··· Data extract ···

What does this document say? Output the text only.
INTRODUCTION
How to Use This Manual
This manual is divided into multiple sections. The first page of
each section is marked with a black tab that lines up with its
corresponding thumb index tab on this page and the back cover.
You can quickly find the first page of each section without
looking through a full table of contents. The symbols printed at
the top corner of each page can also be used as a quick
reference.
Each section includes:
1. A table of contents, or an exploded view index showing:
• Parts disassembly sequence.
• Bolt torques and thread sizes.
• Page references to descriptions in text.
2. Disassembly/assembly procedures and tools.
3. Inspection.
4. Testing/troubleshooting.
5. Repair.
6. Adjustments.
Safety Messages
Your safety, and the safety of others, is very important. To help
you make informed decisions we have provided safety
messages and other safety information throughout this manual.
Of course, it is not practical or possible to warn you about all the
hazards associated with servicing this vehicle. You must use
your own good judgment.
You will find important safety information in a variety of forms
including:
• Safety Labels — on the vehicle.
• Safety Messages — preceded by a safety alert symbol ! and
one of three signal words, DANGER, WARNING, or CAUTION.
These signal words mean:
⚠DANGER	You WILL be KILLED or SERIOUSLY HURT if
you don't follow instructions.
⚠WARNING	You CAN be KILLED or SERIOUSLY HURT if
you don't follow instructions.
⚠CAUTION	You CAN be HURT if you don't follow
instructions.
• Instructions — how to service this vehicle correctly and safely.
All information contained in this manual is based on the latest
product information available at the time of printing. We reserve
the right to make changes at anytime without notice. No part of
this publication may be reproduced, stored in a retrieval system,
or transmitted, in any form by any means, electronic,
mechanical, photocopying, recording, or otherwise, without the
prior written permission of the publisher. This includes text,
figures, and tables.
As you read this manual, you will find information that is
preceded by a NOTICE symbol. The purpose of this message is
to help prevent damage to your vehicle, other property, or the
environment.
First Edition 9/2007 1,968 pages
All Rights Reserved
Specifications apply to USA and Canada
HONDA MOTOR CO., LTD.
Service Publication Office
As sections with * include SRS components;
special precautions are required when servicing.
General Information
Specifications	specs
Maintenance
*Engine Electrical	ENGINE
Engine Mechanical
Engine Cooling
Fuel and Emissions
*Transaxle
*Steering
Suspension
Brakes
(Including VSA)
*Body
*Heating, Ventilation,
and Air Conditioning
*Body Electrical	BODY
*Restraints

···

[Task brief]
Go over the data above and copy every line that has the word "words" in it.

[Exercise output]
one of three signal words, DANGER, WARNING, or CAUTION.
These signal words mean:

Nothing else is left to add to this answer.